> _What the exercise asks_
Set it all down exactly, every record and every line.

*** Provided entries Section Begins ***

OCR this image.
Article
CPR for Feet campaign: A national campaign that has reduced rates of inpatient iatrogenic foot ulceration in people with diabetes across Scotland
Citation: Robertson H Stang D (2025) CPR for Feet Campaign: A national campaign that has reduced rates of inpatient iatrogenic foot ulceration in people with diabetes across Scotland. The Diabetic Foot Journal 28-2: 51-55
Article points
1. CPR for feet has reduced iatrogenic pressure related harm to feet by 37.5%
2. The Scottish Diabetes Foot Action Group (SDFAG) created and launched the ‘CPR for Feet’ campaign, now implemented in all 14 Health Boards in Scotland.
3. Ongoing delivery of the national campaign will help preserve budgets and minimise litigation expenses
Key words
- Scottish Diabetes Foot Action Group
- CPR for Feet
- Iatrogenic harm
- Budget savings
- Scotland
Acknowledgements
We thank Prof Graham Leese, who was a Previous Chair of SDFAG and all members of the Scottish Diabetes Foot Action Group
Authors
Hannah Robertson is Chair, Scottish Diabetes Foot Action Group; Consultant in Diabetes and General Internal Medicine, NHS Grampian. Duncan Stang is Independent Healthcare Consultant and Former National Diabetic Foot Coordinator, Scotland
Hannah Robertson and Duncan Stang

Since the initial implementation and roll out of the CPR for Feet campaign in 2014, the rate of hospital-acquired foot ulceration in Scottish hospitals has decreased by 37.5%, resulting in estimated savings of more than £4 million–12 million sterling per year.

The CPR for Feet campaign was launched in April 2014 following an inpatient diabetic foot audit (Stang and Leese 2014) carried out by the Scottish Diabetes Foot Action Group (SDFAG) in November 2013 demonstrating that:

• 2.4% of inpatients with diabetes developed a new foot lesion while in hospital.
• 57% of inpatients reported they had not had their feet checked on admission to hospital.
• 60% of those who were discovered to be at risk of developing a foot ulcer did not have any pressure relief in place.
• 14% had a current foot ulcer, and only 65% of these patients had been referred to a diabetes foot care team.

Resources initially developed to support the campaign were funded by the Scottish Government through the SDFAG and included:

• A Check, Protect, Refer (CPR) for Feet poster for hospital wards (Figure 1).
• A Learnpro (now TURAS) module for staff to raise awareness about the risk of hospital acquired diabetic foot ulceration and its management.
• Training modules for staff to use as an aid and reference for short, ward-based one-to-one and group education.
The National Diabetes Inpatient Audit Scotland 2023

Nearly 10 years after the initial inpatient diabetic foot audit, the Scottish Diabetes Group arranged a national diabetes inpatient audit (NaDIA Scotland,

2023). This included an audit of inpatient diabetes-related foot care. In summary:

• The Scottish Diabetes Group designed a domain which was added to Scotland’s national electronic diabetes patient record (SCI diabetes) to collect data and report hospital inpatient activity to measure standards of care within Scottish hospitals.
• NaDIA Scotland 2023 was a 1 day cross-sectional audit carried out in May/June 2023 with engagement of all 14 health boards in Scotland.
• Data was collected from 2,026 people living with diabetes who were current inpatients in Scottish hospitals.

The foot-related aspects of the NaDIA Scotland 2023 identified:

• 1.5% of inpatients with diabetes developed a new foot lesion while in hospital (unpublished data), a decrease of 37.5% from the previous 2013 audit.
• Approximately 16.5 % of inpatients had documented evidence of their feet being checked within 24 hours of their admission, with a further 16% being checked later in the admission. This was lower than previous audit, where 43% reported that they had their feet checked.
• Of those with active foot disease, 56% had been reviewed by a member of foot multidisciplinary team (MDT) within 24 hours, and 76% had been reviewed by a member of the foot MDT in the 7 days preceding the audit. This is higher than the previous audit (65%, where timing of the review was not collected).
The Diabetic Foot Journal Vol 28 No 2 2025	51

*** Provided entries Section Ends ***

> _Reply to the task_
OCR this image.
Article
CPR for Feet campaign: A national campaign that has reduced rates of inpatient iatrogenic foot ulceration in people with diabetes across Scotland
Citation: Robertson H Stang D (2025) CPR for Feet Campaign: A national campaign that has reduced rates of inpatient iatrogenic foot ulceration in people with diabetes across Scotland. The Diabetic Foot Journal 28-2: 51-55
Article points
1. CPR for feet has reduced iatrogenic pressure related harm to feet by 37.5%
2. The Scottish Diabetes Foot Action Group (SDFAG) created and launched the ‘CPR for Feet’ campaign, now implemented in all 14 Health Boards in Scotland.
3. Ongoing delivery of the national campaign will help preserve budgets and minimise litigation expenses
Key words
- Scottish Diabetes Foot Action Group
- CPR for Feet
- Iatrogenic harm
- Budget savings
- Scotland
Acknowledgements
We thank Prof Graham Leese, who was a Previous Chair of SDFAG and all members of the Scottish Diabetes Foot Action Group
Authors
Hannah Robertson is Chair, Scottish Diabetes Foot Action Group; Consultant in Diabetes and General Internal Medicine, NHS Grampian. Duncan Stang is Independent Healthcare Consultant and Former National Diabetic Foot Coordinator, Scotland
Hannah Robertson and Duncan Stang

Since the initial implementation and roll out of the CPR for Feet campaign in 2014, the rate of hospital-acquired foot ulceration in Scottish hospitals has decreased by 37.5%, resulting in estimated savings of more than £4 million–12 million sterling per year.

The CPR for Feet campaign was launched in April 2014 following an inpatient diabetic foot audit (Stang and Leese 2014) carried out by the Scottish Diabetes Foot Action Group (SDFAG) in November 2013 demonstrating that:

• 2.4% of inpatients with diabetes developed a new foot lesion while in hospital.
• 57% of inpatients reported they had not had their feet checked on admission to hospital.
• 60% of those who were discovered to be at risk of developing a foot ulcer did not have any pressure relief in place.
• 14% had a current foot ulcer, and only 65% of these patients had been referred to a diabetes foot care team.

Resources initially developed to support the campaign were funded by the Scottish Government through the SDFAG and included:

• A Check, Protect, Refer (CPR) for Feet poster for hospital wards (Figure 1).
• A Learnpro (now TURAS) module for staff to raise awareness about the risk of hospital acquired diabetic foot ulceration and its management.
• Training modules for staff to use as an aid and reference for short, ward-based one-to-one and group education.
The National Diabetes Inpatient Audit Scotland 2023

Nearly 10 years after the initial inpatient diabetic foot audit, the Scottish Diabetes Group arranged a national diabetes inpatient audit (NaDIA Scotland,

2023). This included an audit of inpatient diabetes-related foot care. In summary:

• The Scottish Diabetes Group designed a domain which was added to Scotland’s national electronic diabetes patient record (SCI diabetes) to collect data and report hospital inpatient activity to measure standards of care within Scottish hospitals.
• NaDIA Scotland 2023 was a 1 day cross-sectional audit carried out in May/June 2023 with engagement of all 14 health boards in Scotland.
• Data was collected from 2,026 people living with diabetes who were current inpatients in Scottish hospitals.

The foot-related aspects of the NaDIA Scotland 2023 identified:

• 1.5% of inpatients with diabetes developed a new foot lesion while in hospital (unpublished data), a decrease of 37.5% from the previous 2013 audit.
• Approximately 16.5 % of inpatients had documented evidence of their feet being checked within 24 hours of their admission, with a further 16% being checked later in the admission. This was lower than previous audit, where 43% reported that they had their feet checked.
• Of those with active foot disease, 56% had been reviewed by a member of foot multidisciplinary team (MDT) within 24 hours, and 76% had been reviewed by a member of the foot MDT in the 7 days preceding the audit. This is higher than the previous audit (65%, where timing of the review was not collected).
The Diabetic Foot Journal Vol 28 No 2 2025	51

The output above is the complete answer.